_RECORDS FOR THE EXERCISE_:
— Begin —

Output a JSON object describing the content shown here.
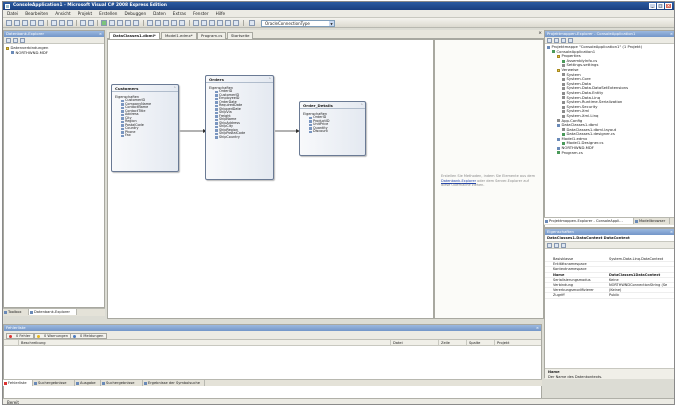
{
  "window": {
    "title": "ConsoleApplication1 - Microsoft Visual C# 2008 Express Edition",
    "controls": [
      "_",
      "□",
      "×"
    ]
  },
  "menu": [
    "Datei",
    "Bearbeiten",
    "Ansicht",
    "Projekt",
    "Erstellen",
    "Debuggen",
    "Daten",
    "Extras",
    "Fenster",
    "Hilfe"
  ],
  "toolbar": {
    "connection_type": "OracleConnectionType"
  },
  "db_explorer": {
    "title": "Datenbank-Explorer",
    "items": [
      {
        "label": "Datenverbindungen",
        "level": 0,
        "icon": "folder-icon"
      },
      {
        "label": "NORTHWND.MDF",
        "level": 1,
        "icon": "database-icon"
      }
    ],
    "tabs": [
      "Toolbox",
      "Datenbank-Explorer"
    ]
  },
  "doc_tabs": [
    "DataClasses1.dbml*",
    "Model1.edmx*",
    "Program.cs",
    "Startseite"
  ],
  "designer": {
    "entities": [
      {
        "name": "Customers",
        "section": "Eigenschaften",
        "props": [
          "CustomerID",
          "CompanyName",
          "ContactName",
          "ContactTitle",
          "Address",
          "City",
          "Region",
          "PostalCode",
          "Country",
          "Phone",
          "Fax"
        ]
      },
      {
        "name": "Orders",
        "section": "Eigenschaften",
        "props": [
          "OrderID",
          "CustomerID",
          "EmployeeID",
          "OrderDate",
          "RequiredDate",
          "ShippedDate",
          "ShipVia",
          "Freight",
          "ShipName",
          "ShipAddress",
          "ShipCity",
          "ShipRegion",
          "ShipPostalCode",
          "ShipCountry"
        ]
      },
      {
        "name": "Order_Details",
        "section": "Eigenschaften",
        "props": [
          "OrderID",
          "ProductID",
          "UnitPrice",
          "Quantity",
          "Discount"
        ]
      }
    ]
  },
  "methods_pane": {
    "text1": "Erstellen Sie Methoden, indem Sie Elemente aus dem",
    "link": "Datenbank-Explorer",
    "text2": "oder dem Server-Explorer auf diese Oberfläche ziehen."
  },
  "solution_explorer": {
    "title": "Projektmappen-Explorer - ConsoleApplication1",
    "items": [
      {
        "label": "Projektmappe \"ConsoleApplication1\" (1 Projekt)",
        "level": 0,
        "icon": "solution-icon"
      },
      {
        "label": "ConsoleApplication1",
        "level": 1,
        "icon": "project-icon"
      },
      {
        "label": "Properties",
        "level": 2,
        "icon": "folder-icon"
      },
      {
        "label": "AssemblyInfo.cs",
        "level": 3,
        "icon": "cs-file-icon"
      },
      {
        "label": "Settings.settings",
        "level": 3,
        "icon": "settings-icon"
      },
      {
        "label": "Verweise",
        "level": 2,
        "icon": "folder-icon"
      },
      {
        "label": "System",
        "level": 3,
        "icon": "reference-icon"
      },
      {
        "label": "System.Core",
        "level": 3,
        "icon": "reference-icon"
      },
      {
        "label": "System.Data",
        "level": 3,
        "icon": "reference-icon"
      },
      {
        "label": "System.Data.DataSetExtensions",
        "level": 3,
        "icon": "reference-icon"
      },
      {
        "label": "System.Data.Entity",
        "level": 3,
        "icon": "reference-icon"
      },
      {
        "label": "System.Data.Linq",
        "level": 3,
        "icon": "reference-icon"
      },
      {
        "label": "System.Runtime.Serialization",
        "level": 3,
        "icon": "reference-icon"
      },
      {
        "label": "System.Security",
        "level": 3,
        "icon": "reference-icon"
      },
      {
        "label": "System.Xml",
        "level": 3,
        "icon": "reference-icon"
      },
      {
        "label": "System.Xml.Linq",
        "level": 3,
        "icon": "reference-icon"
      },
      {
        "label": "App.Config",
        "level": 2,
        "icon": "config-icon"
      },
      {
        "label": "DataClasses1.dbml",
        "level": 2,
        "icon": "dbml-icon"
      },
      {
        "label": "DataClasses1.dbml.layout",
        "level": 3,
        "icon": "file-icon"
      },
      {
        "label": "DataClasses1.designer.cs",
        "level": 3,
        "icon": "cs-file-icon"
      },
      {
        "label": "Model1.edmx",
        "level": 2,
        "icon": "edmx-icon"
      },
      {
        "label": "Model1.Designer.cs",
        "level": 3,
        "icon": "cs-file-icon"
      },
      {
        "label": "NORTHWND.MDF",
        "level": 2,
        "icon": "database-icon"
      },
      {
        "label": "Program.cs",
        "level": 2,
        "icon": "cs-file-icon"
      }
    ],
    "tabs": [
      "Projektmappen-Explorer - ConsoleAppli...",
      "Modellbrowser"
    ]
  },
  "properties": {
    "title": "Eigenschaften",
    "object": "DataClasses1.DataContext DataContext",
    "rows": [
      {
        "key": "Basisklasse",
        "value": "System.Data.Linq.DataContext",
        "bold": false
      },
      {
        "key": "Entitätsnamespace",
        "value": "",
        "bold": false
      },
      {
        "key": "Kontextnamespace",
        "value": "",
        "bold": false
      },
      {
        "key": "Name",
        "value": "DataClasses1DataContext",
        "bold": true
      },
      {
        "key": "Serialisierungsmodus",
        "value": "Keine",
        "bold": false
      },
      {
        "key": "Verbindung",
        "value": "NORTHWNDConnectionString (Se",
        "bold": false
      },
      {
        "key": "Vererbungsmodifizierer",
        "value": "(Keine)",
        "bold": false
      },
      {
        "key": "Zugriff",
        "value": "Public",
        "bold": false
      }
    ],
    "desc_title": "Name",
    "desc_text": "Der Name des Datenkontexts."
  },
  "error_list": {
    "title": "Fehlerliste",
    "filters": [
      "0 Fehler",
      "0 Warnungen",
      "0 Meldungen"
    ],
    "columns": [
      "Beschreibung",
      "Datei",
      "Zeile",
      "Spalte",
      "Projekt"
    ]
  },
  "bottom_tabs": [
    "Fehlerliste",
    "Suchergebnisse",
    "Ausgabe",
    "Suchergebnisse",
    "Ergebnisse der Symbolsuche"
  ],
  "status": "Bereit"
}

— End —

_TASK OBJECTIVE_: Set the data above down again exactly as given, with no pictures.

_SOLUTION_:
Output a JSON object describing the content shown here.
{
  "window": {
    "title": "ConsoleApplication1 - Microsoft Visual C# 2008 Express Edition",
    "controls": [
      "_",
      "□",
      "×"
    ]
  },
  "menu": [
    "Datei",
    "Bearbeiten",
    "Ansicht",
    "Projekt",
    "Erstellen",
    "Debuggen",
    "Daten",
    "Extras",
    "Fenster",
    "Hilfe"
  ],
  "toolbar": {
    "connection_type": "OracleConnectionType"
  },
  "db_explorer": {
    "title": "Datenbank-Explorer",
    "items": [
      {
        "label": "Datenverbindungen",
        "level": 0,
        "icon": "folder-icon"
      },
      {
        "label": "NORTHWND.MDF",
        "level": 1,
        "icon": "database-icon"
      }
    ],
    "tabs": [
      "Toolbox",
      "Datenbank-Explorer"
    ]
  },
  "doc_tabs": [
    "DataClasses1.dbml*",
    "Model1.edmx*",
    "Program.cs",
    "Startseite"
  ],
  "designer": {
    "entities": [
      {
        "name": "Customers",
        "section": "Eigenschaften",
        "props": [
          "CustomerID",
          "CompanyName",
          "ContactName",
          "ContactTitle",
          "Address",
          "City",
          "Region",
          "PostalCode",
          "Country",
          "Phone",
          "Fax"
        ]
      },
      {
        "name": "Orders",
        "section": "Eigenschaften",
        "props": [
          "OrderID",
          "CustomerID",
          "EmployeeID",
          "OrderDate",
          "RequiredDate",
          "ShippedDate",
          "ShipVia",
          "Freight",
          "ShipName",
          "ShipAddress",
          "ShipCity",
          "ShipRegion",
          "ShipPostalCode",
          "ShipCountry"
        ]
      },
      {
        "name": "Order_Details",
        "section": "Eigenschaften",
        "props": [
          "OrderID",
          "ProductID",
          "UnitPrice",
          "Quantity",
          "Discount"
        ]
      }
    ]
  },
  "methods_pane": {
    "text1": "Erstellen Sie Methoden, indem Sie Elemente aus dem",
    "link": "Datenbank-Explorer",
    "text2": "oder dem Server-Explorer auf diese Oberfläche ziehen."
  },
  "solution_explorer": {
    "title": "Projektmappen-Explorer - ConsoleApplication1",
    "items": [
      {
        "label": "Projektmappe \"ConsoleApplication1\" (1 Projekt)",
        "level": 0,
        "icon": "solution-icon"
      },
      {
        "label": "ConsoleApplication1",
        "level": 1,
        "icon": "project-icon"
      },
      {
        "label": "Properties",
        "level": 2,
        "icon": "folder-icon"
      },
      {
        "label": "AssemblyInfo.cs",
        "level": 3,
        "icon": "cs-file-icon"
      },
      {
        "label": "Settings.settings",
        "level": 3,
        "icon": "settings-icon"
      },
      {
        "label": "Verweise",
        "level": 2,
        "icon": "folder-icon"
      },
      {
        "label": "System",
        "level": 3,
        "icon": "reference-icon"
      },
      {
        "label": "System.Core",
        "level": 3,
        "icon": "reference-icon"
      },
      {
        "label": "System.Data",
        "level": 3,
        "icon": "reference-icon"
      },
      {
        "label": "System.Data.DataSetExtensions",
        "level": 3,
        "icon": "reference-icon"
      },
      {
        "label": "System.Data.Entity",
        "level": 3,
        "icon": "reference-icon"
      },
      {
        "label": "System.Data.Linq",
        "level": 3,
        "icon": "reference-icon"
      },
      {
        "label": "System.Runtime.Serialization",
        "level": 3,
        "icon": "reference-icon"
      },
      {
        "label": "System.Security",
        "level": 3,
        "icon": "reference-icon"
      },
      {
        "label": "System.Xml",
        "level": 3,
        "icon": "reference-icon"
      },
      {
        "label": "System.Xml.Linq",
        "level": 3,
        "icon": "reference-icon"
      },
      {
        "label": "App.Config",
        "level": 2,
        "icon": "config-icon"
      },
      {
        "label": "DataClasses1.dbml",
        "level": 2,
        "icon": "dbml-icon"
      },
      {
        "label": "DataClasses1.dbml.layout",
        "level": 3,
        "icon": "file-icon"
      },
      {
        "label": "DataClasses1.designer.cs",
        "level": 3,
        "icon": "cs-file-icon"
      },
      {
        "label": "Model1.edmx",
        "level": 2,
        "icon": "edmx-icon"
      },
      {
        "label": "Model1.Designer.cs",
        "level": 3,
        "icon": "cs-file-icon"
      },
      {
        "label": "NORTHWND.MDF",
        "level": 2,
        "icon": "database-icon"
      },
      {
        "label": "Program.cs",
        "level": 2,
        "icon": "cs-file-icon"
      }
    ],
    "tabs": [
      "Projektmappen-Explorer - ConsoleAppli...",
      "Modellbrowser"
    ]
  },
  "properties": {
    "title": "Eigenschaften",
    "object": "DataClasses1.DataContext DataContext",
    "rows": [
      {
        "key": "Basisklasse",
        "value": "System.Data.Linq.DataContext",
        "bold": false
      },
      {
        "key": "Entitätsnamespace",
        "value": "",
        "bold": false
      },
      {
        "key": "Kontextnamespace",
        "value": "",
        "bold": false
      },
      {
        "key": "Name",
        "value": "DataClasses1DataContext",
        "bold": true
      },
      {
        "key": "Serialisierungsmodus",
        "value": "Keine",
        "bold": false
      },
      {
        "key": "Verbindung",
        "value": "NORTHWNDConnectionString (Se",
        "bold": false
      },
      {
        "key": "Vererbungsmodifizierer",
        "value": "(Keine)",
        "bold": false
      },
      {
        "key": "Zugriff",
        "value": "Public",
        "bold": false
      }
    ],
    "desc_title": "Name",
    "desc_text": "Der Name des Datenkontexts."
  },
  "error_list": {
    "title": "Fehlerliste",
    "filters": [
      "0 Fehler",
      "0 Warnungen",
      "0 Meldungen"
    ],
    "columns": [
      "Beschreibung",
      "Datei",
      "Zeile",
      "Spalte",
      "Projekt"
    ]
  },
  "bottom_tabs": [
    "Fehlerliste",
    "Suchergebnisse",
    "Ausgabe",
    "Suchergebnisse",
    "Ergebnisse der Symbolsuche"
  ],
  "status": "Bereit"
}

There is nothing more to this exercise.